Arrêt du 19 mai 2008
Ire Cour de droit public

Composition
MM. les Juges Féraud, Président, Fonjallaz et Eusebio.
Greffier: M. Rittener.

Parties
A.________,
recourant, représenté par Me Gaëtan Coutaz, avocat,

contre

Commune de Chermignon, 3971 Chermignon,
Commune d'Icogne, 1977 Icogne,
Commune de Lens, 1978 Lens,
Commune de Mollens, 3974 Mollens VS,
Commune de Montana, 3963 Crans-Montana 1,
Commune de Randogne, 3975 Randogne,
toutes représentées par Me Laurent Schmidt, avocat,
Conseil d'Etat du canton de Valais, Chancellerie d'Etat, 1950 Sion.

Objet
votation communale,

recours contre l'arrêt du Tribunal cantonal du canton du Valais, Cour de droit
public, du 25 janvier 2008.

Faits:

A.
A la fin de l'année 2006, un groupe de travail mis en place par les communes de
Chermignon, Icogne, Lens, Mollens, Montana et Randogne a présenté un projet de
règlement des quotas et du contingent (ci-après: le RQC) visant à contrôler le
développement des résidences secondaires sur le Haut-Plateau de Crans-Montana.
Les modalités de ce règlement devaient s'insérer dans le règlement
intercommunal des constructions (ci-après: le RIC).

Enregistrements tirés d'une collection:

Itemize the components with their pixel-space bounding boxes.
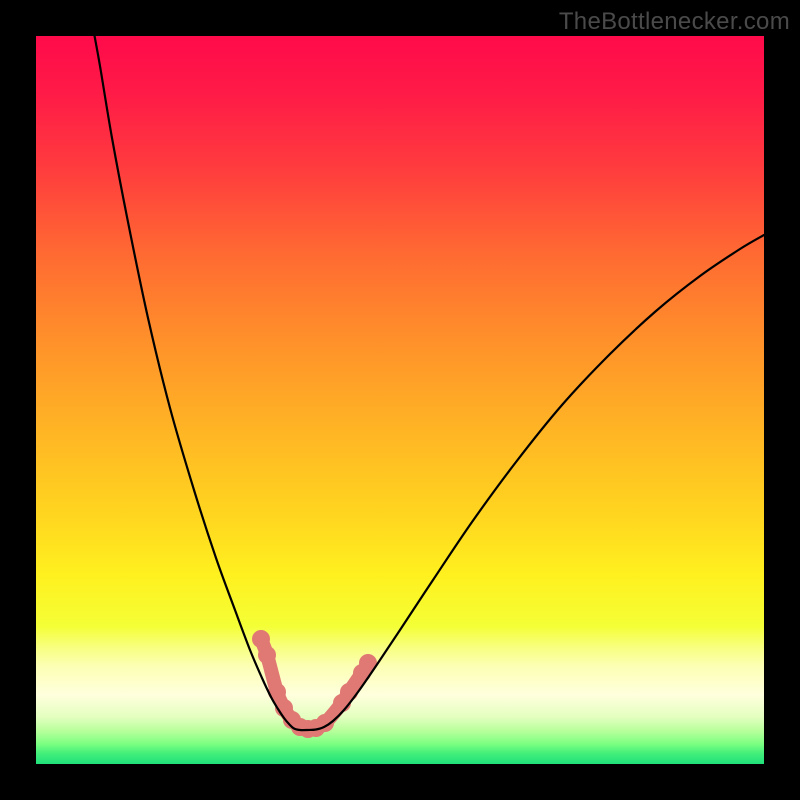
- watermark-text: TheBottlenecker.com: [559, 8, 790, 36]
- marker-dot: [340, 683, 358, 701]
- marker-dot: [258, 646, 276, 664]
- plot-background: [36, 36, 764, 764]
- chart-svg: [0, 0, 800, 800]
- marker-dot: [252, 630, 270, 648]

:: Problème posé 1 ::
Pouvez-vous recopier toutes les lignes des enregistrements, consignes comprises, en ajoutant 12 à chaque coordonnée de cadre englobant figurant dans les réponses, et sans reprendre les images ?
:: Problème posé 2 ::
Pouvez-vous poursuivre l'arrêt sur le règlement des résidences secondaires du Haut-Plateau de Crans-Montana à partir de sa dernière phrase ?
L'arrêt et les enregistrements proviennent de sources différentes.

:: Réponse à l'exercice 1 ::
Itemize the components with their pixel-space bounding boxes.
- watermark-text: TheBottlenecker.com: [571, 20, 802, 48]
- marker-dot: [352, 695, 370, 713]
- marker-dot: [270, 658, 288, 676]
- plot-background: [48, 48, 776, 776]
- chart-svg: [12, 12, 812, 812]
- marker-dot: [264, 642, 282, 660]

:: Réponse à l'exercice 2 ::
Le 21 février 2007, les présidents des six communes précitées ont conclu un
engagement avec un groupement appelé "la Confrérie du bâtiment de
Crans-Montana" (ci-après: la Confrérie). Aux termes de ce document, la
Confrérie s'engageait à soutenir le RQC en vue de la votation prévue le 11 mars
2007, notamment en rédigeant un communiqué de presse. En contrepartie, les
communes devaient créer un "groupe de travail développement durable" comprenant
des membres de la Confrérie, incorporer des membres de la Confrérie dans le
"groupe de travail du règlement d'application du RQC" et étudier "l'attribution
de bonus à la construction et aux travaux de rénovation". Le soutien de la
Confrérie au RQC a été relaté par le quotidien Le Nouvelliste dans son édition
du 6 février 2007.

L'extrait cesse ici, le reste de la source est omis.